## ZIEL DER AUFGABE 1
Prüfe anhand des Textes über die Pflegestützpunkte, ob die Aussagen (a) bis (c) zutreffen: (a) Das Beko-System besteht in Rheinland-Pfalz seit zwölf Jahren. (b) Die Ministerin will für jeweils 50 000 Einwohner einen Pflegestützpunkt. (c) Die Beratungsstelle in Ingelheim liegt neben einem Motorradladen. Antworte jeweils mit Ja oder Nein und zitiere die entscheidenden Worte des Textes wörtlich.

## LESETEXT
-----
Gesundheitsministerin Ulla Schmidt wirbt für ihre umstrittene Idee eines flächendeckenden Netzes an Pflegestützpunkten. In jedem Bundesland sollen Modellprojekte entstehen. In Rheinland-Pfalz gibt es schon eines, mit dessen Hilfe Schmidt den unwilligen Regierungspartner überzeugen will.

„Pflegestützpunkte müssen sich an möglichst zentraler Stelle im Wohnquartier befinden“, heißt es in den „ergänzenden Erläuterungen“ des Gesundheitsministeriums zur Pflegereform. Ulla Schmidts Vorzeigeeinrichtung befindet sich mittendrin im Marktzentrum des Rotweinstädtchens Ingelheim. Zentraler geht’s kaum. Trotzdem wirkt das Umfeld ein wenig unpassend. Links ein Motorradladen, schräg gegenüber eine Spielothek. Und dazwischen, hinter blitzblanken Scheiben, die „Beratungs- und Koordinierungsstelle“ (Beko) für Angehörige von Pflegebedürftigen. Ein Knotenpunkt, von dem die Ministerin möglichst bald – unter anderem Namen, mit mehr Personal und von den Pflegekassen mitfinanziert – 4000 haben möchte. Überall im Land, und für 20 000 Einwohner jeweils einer.

Deshalb ist sie angereist an diesem Morgen, zusammen mit ihrer rheinland-pfälzischen Ministerkollegin Malu Dreyer: um zu werben für ihr Projekt, und um dem unwilligen Regierungspartner zu zeigen, wie Pflegestützpunkte funktionieren können. Wie wichtig sie sind. Und dass man dabei bewährte Strukturen nicht zerstören muss, sondern darauf aufbauen kann. In Rheinland-Pfalz gibt es das Beko-System seit zwölf Jahren. Flächendeckend inzwischen, 135 Anlaufstellen sind es bereits. Sie brachten Ulla Schmidt auf die Idee mit den Pflegestützpunkten. Und da die Stelle in Ingelheim besonders gut läuft, wurde sie von ihr zum ersten Modellprojekt erkoren – für den Probelauf mit je einem Modell-Pflegestützpunkt in allen Bundesländern.
-----
## AUSZUG DATENSÄTZE
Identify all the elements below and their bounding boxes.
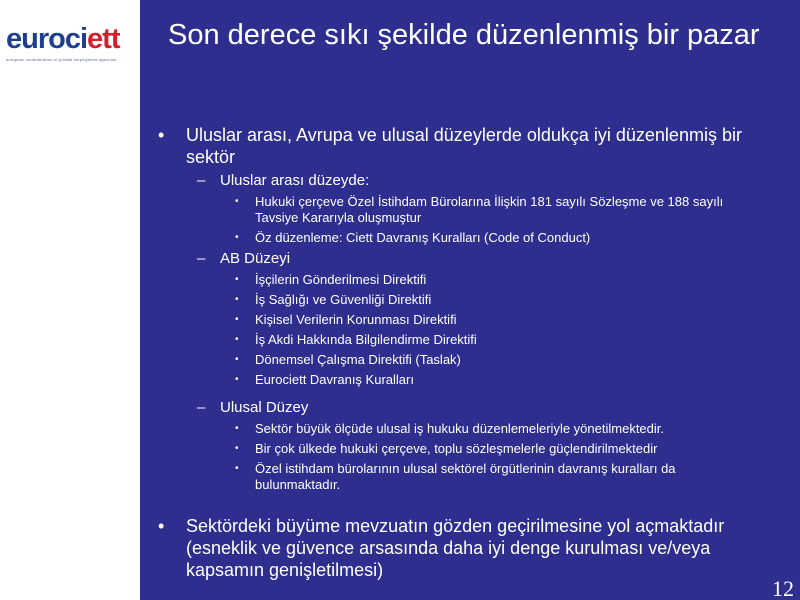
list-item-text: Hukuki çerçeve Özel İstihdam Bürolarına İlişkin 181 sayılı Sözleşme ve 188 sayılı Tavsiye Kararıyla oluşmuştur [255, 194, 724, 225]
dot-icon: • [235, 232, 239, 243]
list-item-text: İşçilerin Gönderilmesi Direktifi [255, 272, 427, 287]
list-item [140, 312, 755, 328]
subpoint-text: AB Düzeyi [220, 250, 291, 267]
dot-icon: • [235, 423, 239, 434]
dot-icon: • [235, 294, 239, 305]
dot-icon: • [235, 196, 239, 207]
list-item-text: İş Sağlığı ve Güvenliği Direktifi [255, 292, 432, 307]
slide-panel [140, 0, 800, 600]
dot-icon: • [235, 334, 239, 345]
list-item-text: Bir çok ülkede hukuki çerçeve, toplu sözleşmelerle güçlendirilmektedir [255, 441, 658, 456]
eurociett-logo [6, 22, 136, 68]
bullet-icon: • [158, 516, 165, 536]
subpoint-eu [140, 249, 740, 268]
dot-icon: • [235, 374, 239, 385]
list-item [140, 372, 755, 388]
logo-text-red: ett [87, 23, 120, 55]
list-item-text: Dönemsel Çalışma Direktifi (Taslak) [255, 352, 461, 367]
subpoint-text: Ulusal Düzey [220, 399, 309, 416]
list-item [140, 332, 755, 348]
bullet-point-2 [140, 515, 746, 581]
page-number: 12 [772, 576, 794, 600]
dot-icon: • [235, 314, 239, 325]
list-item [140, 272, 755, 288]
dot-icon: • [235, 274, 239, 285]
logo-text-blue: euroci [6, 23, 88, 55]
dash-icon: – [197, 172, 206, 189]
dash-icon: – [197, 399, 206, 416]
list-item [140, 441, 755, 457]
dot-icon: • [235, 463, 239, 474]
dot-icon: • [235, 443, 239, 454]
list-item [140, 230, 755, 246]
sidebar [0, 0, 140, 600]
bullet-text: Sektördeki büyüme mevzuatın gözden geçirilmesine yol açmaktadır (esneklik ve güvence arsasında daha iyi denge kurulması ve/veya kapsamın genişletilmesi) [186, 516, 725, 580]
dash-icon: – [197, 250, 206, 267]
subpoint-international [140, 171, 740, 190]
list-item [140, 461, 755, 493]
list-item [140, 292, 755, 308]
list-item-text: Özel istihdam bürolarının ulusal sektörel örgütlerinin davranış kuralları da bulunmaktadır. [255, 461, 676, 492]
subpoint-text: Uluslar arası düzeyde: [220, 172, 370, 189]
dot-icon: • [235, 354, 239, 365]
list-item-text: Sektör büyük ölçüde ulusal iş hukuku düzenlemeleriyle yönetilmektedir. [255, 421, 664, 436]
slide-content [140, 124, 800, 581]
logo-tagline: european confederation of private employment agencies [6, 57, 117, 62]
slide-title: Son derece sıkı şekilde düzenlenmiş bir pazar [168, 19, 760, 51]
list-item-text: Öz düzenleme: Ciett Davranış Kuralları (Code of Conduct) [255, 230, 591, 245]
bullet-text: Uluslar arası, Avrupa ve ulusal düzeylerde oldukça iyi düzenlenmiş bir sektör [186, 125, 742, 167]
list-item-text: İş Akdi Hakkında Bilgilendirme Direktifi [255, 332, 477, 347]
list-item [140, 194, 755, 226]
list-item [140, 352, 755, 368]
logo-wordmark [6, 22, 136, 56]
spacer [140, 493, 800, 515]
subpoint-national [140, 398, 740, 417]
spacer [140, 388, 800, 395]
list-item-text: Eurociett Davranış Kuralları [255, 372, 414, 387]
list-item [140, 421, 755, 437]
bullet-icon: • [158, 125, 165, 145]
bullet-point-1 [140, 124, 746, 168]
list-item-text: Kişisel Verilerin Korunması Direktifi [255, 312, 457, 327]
-----
## ZIEL DER AUFGABE 2
Schreib aus den Datensätzen den Abschnitt von der Zeile mit „list-item-text: Hukuki çerçeve“ bis einschließlich der Zeile mit „sidebar [0, 0, 140, 600]“ zeichengenau ab.

## RICHTIGE LÖSUNG 1
(a) Ja – „In Rheinland-Pfalz gibt es das Beko-System seit zwölf Jahren.“
(b) Nein – „Überall im Land, und für 20 000 Einwohner jeweils einer.“
(c) Ja – „Links ein Motorradladen“

## RICHTIGE LÖSUNG 2
list-item-text: Hukuki çerçeve Özel İstihdam Bürolarına İlişkin 181 sayılı Sözleşme ve 188 sayılı Tavsiye Kararıyla oluşmuştur [255, 194, 724, 225]
dot-icon: • [235, 232, 239, 243]
list-item-text: İşçilerin Gönderilmesi Direktifi [255, 272, 427, 287]
list-item [140, 312, 755, 328]
subpoint-text: AB Düzeyi [220, 250, 291, 267]
dot-icon: • [235, 423, 239, 434]
dot-icon: • [235, 294, 239, 305]
dot-icon: • [235, 196, 239, 207]
list-item-text: İş Sağlığı ve Güvenliği Direktifi [255, 292, 432, 307]
slide-panel [140, 0, 800, 600]
dot-icon: • [235, 334, 239, 345]
list-item-text: Bir çok ülkede hukuki çerçeve, toplu sözleşmelerle güçlendirilmektedir [255, 441, 658, 456]
eurociett-logo [6, 22, 136, 68]
bullet-icon: • [158, 516, 165, 536]
subpoint-eu [140, 249, 740, 268]
dot-icon: • [235, 374, 239, 385]
list-item [140, 372, 755, 388]
logo-text-red: ett [87, 23, 120, 55]
list-item-text: Dönemsel Çalışma Direktifi (Taslak) [255, 352, 461, 367]
subpoint-text: Ulusal Düzey [220, 399, 309, 416]
list-item [140, 332, 755, 348]
bullet-point-2 [140, 515, 746, 581]
page-number: 12 [772, 576, 794, 600]
dot-icon: • [235, 314, 239, 325]
list-item [140, 272, 755, 288]
dot-icon: • [235, 274, 239, 285]
logo-text-blue: euroci [6, 23, 88, 55]
dash-icon: – [197, 172, 206, 189]
dash-icon: – [197, 399, 206, 416]
list-item [140, 441, 755, 457]
dot-icon: • [235, 463, 239, 474]
dot-icon: • [235, 443, 239, 454]
list-item [140, 230, 755, 246]
sidebar [0, 0, 140, 600]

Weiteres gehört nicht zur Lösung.